Task requirements ▸ Find "What text is on this page?" in the material below, then copy that line and every subsequent line to the end, exactly.

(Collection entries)
-- START --

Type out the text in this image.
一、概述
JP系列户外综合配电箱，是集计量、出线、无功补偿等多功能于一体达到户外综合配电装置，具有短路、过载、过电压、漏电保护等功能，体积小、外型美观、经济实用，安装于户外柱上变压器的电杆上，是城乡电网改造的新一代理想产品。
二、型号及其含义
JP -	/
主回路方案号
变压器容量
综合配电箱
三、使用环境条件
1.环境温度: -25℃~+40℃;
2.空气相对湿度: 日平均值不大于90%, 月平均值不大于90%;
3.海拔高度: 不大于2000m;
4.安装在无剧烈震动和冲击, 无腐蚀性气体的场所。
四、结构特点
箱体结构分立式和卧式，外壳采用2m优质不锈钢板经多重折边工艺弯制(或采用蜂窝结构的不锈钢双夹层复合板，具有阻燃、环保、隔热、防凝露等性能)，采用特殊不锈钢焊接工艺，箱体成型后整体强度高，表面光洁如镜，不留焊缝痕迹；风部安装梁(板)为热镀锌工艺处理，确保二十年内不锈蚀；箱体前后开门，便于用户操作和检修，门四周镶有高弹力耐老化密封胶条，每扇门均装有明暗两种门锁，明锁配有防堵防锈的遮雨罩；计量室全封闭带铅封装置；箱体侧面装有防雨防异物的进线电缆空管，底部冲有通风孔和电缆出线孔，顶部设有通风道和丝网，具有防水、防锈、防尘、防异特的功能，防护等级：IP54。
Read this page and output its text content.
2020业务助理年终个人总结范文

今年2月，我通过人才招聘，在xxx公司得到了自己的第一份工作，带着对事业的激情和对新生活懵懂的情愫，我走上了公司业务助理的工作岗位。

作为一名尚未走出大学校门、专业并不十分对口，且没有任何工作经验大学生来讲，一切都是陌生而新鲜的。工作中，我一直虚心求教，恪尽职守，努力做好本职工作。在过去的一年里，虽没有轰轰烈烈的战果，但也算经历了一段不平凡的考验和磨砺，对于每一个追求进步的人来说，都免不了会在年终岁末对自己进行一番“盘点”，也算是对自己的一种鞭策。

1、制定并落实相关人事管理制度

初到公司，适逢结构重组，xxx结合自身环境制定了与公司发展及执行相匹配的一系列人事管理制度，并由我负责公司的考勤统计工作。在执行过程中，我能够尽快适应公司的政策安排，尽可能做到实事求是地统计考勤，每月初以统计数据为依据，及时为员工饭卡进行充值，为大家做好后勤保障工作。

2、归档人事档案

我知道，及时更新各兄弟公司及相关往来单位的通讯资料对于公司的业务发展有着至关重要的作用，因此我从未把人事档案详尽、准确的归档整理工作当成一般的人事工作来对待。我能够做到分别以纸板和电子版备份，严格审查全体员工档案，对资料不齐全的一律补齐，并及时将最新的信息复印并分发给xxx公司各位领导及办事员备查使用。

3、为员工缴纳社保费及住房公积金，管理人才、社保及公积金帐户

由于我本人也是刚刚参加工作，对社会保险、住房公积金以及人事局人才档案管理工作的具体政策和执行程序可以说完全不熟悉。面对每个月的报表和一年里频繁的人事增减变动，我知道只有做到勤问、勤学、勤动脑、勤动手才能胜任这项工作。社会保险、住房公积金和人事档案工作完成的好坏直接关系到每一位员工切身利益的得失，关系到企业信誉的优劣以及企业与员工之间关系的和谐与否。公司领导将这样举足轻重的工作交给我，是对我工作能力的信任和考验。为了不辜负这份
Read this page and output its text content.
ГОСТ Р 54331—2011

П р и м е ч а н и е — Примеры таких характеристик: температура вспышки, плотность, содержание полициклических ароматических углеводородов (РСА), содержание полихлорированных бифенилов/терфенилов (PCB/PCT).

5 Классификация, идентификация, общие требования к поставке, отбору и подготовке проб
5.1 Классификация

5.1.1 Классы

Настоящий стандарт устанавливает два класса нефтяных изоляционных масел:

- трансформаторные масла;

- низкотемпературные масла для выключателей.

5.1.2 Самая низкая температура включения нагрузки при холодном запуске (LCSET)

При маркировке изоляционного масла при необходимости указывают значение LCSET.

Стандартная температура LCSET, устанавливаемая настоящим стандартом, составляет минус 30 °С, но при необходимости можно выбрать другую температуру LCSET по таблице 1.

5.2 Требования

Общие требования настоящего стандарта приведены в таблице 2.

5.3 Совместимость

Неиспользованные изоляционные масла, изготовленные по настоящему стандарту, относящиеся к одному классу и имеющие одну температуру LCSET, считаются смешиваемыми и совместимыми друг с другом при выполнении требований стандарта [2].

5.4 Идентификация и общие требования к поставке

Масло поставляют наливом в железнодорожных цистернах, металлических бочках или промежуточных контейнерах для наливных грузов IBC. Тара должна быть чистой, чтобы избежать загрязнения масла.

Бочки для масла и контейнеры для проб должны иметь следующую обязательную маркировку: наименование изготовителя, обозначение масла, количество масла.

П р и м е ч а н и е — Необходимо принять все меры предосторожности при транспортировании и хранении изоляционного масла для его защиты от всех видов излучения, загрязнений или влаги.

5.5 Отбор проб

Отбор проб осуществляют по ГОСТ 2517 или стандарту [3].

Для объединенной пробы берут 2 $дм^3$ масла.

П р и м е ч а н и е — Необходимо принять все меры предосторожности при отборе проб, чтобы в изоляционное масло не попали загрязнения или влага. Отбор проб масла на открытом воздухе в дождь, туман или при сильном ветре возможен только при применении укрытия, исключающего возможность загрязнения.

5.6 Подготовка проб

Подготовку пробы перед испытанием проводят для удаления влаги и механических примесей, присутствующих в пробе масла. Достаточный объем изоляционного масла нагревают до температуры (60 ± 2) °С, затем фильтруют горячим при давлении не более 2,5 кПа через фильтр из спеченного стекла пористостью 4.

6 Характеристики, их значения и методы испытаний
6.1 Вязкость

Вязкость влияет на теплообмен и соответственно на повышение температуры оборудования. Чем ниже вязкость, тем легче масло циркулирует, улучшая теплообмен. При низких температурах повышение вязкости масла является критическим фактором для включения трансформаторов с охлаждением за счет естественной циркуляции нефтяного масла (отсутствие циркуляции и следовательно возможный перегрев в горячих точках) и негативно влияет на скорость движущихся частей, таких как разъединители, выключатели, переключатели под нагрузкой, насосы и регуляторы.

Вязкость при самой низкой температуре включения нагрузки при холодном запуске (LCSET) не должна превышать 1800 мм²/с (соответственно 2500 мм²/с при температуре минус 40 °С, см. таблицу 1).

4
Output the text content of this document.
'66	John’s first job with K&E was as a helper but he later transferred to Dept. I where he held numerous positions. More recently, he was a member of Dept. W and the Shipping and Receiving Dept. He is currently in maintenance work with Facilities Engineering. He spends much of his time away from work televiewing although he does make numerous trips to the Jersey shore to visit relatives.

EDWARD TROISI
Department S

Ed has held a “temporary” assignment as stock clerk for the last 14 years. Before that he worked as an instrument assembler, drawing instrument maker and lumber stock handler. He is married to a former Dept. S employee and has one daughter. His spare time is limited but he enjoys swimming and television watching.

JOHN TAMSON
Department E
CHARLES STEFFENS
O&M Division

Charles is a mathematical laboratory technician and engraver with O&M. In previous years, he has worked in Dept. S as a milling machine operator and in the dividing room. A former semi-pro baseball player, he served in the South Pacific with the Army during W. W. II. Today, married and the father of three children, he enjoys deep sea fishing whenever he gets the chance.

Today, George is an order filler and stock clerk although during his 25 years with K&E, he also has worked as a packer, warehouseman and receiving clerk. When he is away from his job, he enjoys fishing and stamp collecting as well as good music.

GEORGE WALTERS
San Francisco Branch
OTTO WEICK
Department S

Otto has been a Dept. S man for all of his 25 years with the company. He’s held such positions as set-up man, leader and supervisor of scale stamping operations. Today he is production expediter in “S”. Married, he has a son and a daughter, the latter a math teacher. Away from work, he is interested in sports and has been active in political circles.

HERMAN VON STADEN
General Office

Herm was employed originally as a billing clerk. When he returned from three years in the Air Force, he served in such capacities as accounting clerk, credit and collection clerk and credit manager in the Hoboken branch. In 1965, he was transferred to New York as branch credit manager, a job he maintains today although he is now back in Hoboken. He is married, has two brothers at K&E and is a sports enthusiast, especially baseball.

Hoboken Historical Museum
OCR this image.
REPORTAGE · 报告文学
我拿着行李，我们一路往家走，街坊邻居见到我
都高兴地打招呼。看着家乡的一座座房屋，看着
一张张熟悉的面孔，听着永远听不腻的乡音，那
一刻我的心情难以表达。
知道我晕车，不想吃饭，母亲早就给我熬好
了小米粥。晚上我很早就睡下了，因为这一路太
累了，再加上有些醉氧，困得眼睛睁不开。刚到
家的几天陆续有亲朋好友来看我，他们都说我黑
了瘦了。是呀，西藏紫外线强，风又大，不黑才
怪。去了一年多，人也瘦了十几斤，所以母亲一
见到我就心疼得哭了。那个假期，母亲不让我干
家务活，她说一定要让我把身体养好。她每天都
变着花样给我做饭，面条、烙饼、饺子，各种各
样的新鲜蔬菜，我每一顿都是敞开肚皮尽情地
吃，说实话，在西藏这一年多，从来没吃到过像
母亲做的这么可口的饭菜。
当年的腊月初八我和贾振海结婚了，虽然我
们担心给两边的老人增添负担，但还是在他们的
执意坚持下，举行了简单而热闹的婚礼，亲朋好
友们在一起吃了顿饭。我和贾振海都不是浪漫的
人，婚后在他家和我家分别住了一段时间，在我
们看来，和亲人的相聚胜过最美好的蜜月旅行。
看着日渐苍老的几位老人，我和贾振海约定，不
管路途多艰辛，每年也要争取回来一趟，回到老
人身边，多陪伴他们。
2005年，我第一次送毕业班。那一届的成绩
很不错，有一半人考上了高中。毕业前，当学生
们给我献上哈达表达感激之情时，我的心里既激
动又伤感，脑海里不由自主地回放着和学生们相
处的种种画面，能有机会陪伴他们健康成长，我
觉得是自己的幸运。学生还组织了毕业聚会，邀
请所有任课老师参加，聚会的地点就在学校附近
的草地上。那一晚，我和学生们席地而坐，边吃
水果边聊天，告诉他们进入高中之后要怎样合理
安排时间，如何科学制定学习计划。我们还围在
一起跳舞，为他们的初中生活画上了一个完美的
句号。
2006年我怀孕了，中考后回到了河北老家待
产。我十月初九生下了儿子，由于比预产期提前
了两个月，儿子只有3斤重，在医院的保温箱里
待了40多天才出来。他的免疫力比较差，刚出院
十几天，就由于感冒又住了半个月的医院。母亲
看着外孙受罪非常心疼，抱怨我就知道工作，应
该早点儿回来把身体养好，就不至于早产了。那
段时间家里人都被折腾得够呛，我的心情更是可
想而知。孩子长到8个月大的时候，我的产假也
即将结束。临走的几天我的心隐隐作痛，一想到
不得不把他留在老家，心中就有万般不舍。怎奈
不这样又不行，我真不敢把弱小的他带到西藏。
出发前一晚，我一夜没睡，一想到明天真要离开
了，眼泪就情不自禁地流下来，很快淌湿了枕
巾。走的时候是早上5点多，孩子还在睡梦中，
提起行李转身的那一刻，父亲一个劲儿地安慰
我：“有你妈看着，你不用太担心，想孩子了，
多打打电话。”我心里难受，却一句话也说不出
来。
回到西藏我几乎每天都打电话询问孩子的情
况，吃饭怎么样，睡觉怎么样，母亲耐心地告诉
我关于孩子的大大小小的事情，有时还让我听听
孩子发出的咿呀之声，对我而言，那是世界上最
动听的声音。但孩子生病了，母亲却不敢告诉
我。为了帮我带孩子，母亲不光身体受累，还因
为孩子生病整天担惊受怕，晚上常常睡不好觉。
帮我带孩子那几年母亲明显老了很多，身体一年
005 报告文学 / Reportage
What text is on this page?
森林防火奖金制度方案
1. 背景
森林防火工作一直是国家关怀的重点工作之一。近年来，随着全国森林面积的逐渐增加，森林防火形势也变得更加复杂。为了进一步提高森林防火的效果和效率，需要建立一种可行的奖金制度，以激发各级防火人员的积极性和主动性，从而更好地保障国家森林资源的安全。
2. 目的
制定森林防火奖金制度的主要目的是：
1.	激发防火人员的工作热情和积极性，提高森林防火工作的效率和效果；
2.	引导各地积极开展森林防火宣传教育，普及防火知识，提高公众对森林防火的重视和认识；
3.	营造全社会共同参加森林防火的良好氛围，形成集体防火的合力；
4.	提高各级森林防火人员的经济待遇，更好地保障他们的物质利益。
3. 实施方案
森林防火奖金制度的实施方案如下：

-- END --

Finished answer ▸
What text is on this page?
森林防火奖金制度方案
1. 背景
森林防火工作一直是国家关怀的重点工作之一。近年来，随着全国森林面积的逐渐增加，森林防火形势也变得更加复杂。为了进一步提高森林防火的效果和效率，需要建立一种可行的奖金制度，以激发各级防火人员的积极性和主动性，从而更好地保障国家森林资源的安全。
2. 目的
制定森林防火奖金制度的主要目的是：
1.	激发防火人员的工作热情和积极性，提高森林防火工作的效率和效果；
2.	引导各地积极开展森林防火宣传教育，普及防火知识，提高公众对森林防火的重视和认识；
3.	营造全社会共同参加森林防火的良好氛围，形成集体防火的合力；
4.	提高各级森林防火人员的经济待遇，更好地保障他们的物质利益。
3. 实施方案
森林防火奖金制度的实施方案如下：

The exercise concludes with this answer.